START Exercise passage

Bold font is used to indicate acidic residues. A number immediately following an acidic residue indicates its position in the peptide sequence.
- means that no ions were observed.
As the data in Table 1 indicates, two of the biological peptides, hirudin(54–65) and EGF(985–996) produced all three metallated ions by ESI: [M + Pr − H]2+, [M + Pr]3+, and [M + Pr + H]4+. These ions were also observed in our prior work with fibrinopeptide B.[72] The most acidic species studied, LMWCr peptide, generates no 3+ and 4+ ions but only [M + Pr – H]2+. The facile deprotonation is consistent with the fact that six of the residues of this heptapeptide are acidic. In contrast, casein kinase II substrate and ACTH(22–39) do not produce the deprotonated ion, but only the 3+ and 4+ ions, with [M + Pr + H]4+ occurring in greatest abundance for both peptides. Although casein kinase II substrate contains seven aspartic acid residues and an acidic C-terminus, there are three highly basic arginine residues at its N-terminus that can accept a proton. Hirudin(54–65), EGF(985–996), and ACTH(22–39) are still able to form [M + Pr + H]4+ in the absence of a highly basic arginine, lysine, or histidine residue. This may be attributed to the fact that these peptides contain proline (gas-phase basicity of proline = 886.0 kJ/mol[73,80]) that is the fifth most basic amino acid[81] and can sometimes accept a proton.[82]
The most extensive sequence coverage is obtained for ETD of [M + Pr + H]4+. Figure 1 shows ETD spectra of [M + Pr + H]4+ for EGF(985–996), hirudin(54–65), and casein kinase II substrate, while Supplemental Figure S1 gives the spectrum from ACTH(22–39). Efficient fragmentation with a high signal-to-noise ratio allows for easy identification of product ions. A mixture of complementary non-metallated and metallated c- and z-ions form, except for casein kinase II substrate that yields only c-ions, as seen in Figure 1(c). Most ions are singly charged although there are a few doubly charged ions. The c-series are cn//+ and [/cn + Pr]+, while the z-series are zn/+ and [/zn + Pr]+. All non-metallated c-ions have two extra hydrogens, while non-metallated z-ions contain one. Metallated c- and z-ions lose one hydrogen relative to the direct backbone cleavage product ion. For some peptides, both metallated and non-metallated ions can form at the same cleavage site. For example, in Figure 1(a), product ions with and without Pr(III) form between D6 and E7 for EGF(985-996). Cleavage occurs at almost every residue for the 4+ ions, except between R1 and R2 for casein kinase II substrate and except N-terminal to proline residues for hirudin(54–65), EGF(985–996), and ACTH(22–39). The side chain of proline forms a ring that incorporates the backbone, which prevents dissociation of the peptide into two pieces following cleavage of the N-Cα bond. Lack of cleavage N-terminal to proline has previously been observed in ECD and ETD studies of protonated peptides.[76,83–85]
For all the biological peptides, ETD on [M + Pr]3+ yields a mix of metallated and non-metallated c- and z-ions. Most are singly charged, but some doubly charged ETD product ions form as well. The c- and z-series are the same as those observed for [M + Pr + H]4+. Figure 2 shows the ETD spectra of [M + Pr]3+ for EGF(985–996), hirudin(54–65), and gastrin I(1–14), while the spectra for ACTH(22–39) and casein kinase II substrate appear in Supplemental Figures S2 and S3, respectively. For 3+ ions from five of the biological peptides, cleavage occurs at every residue (except N-terminal to proline) and the peptides can be sequenced. Interestingly, ETD of [M + Pr]3+ for casein kinase produces cleavages at only three sites (see Supplemental Figure S3), although [M + Pr + H]4+ (Figure 1(c)) cleaves at almost every residue. This may indicate that the three N-terminal arginine residues are sequestering the metal ion.

END Exercise passage
START Stored data

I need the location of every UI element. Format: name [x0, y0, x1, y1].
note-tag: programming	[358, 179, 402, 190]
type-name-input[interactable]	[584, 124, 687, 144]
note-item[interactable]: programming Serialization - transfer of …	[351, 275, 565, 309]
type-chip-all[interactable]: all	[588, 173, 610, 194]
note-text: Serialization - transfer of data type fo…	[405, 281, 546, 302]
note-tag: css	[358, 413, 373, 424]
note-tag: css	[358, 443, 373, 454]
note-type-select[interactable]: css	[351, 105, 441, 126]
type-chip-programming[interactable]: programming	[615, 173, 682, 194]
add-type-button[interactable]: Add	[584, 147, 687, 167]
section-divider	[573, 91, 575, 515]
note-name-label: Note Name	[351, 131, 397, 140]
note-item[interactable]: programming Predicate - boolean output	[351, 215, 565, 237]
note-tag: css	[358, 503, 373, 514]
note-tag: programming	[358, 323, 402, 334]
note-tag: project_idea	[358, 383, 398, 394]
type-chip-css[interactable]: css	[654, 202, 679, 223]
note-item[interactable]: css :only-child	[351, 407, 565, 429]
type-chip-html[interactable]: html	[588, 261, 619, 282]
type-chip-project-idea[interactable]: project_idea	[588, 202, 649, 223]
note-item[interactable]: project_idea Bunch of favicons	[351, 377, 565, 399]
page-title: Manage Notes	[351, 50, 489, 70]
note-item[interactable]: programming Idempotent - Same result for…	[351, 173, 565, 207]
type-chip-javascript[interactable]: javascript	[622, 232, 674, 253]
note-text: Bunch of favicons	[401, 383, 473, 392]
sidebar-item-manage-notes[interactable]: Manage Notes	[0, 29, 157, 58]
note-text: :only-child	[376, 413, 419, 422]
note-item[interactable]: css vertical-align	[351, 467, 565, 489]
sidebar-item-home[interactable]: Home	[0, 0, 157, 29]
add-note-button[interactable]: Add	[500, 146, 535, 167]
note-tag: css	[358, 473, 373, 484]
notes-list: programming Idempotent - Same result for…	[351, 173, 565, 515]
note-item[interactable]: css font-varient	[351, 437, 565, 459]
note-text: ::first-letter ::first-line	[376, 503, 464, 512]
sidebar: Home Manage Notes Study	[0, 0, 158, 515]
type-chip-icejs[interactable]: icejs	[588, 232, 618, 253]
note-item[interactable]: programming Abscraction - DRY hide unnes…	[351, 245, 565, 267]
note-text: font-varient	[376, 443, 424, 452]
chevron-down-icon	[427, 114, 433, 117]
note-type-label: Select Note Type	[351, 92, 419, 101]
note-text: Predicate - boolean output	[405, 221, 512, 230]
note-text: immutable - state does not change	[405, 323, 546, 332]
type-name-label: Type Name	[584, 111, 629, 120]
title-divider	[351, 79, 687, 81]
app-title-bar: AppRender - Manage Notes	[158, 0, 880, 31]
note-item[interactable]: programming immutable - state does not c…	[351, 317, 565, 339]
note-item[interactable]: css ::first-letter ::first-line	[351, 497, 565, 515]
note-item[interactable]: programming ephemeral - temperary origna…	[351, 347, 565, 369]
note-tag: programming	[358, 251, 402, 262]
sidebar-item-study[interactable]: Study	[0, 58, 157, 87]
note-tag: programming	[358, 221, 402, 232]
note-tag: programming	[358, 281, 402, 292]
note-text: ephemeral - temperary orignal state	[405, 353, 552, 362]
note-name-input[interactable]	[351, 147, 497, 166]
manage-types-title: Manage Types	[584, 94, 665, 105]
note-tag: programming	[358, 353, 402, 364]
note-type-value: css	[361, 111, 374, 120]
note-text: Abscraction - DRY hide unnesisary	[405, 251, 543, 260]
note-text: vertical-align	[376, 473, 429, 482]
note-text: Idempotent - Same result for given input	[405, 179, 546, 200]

END Stored data

→ Check your understanding
**a)** Answer these questions from the passage on metallated peptides, one line each:
(i) Which ion is the only one the LMWCr peptide generates?
(ii) In ETD of [M + Pr + H]4+, which peptide yields only c-ions?
(iii) Which supplemental figure shows the ETD spectrum of [M + Pr]3+ for casein kinase II substrate?
**b)** Pull out everything from "Bold font is" down to "ions were observed." in the passage on metallated peptides.

→ Solved tasks
**a)**
(i) [M + Pr – H]2+
(ii) Casein kinase II substrate
(iii) Supplemental Figure S3

**b)**
Bold font is used to indicate acidic residues. A number immediately following an acidic residue indicates its position in the peptide sequence.
- means that no ions were observed.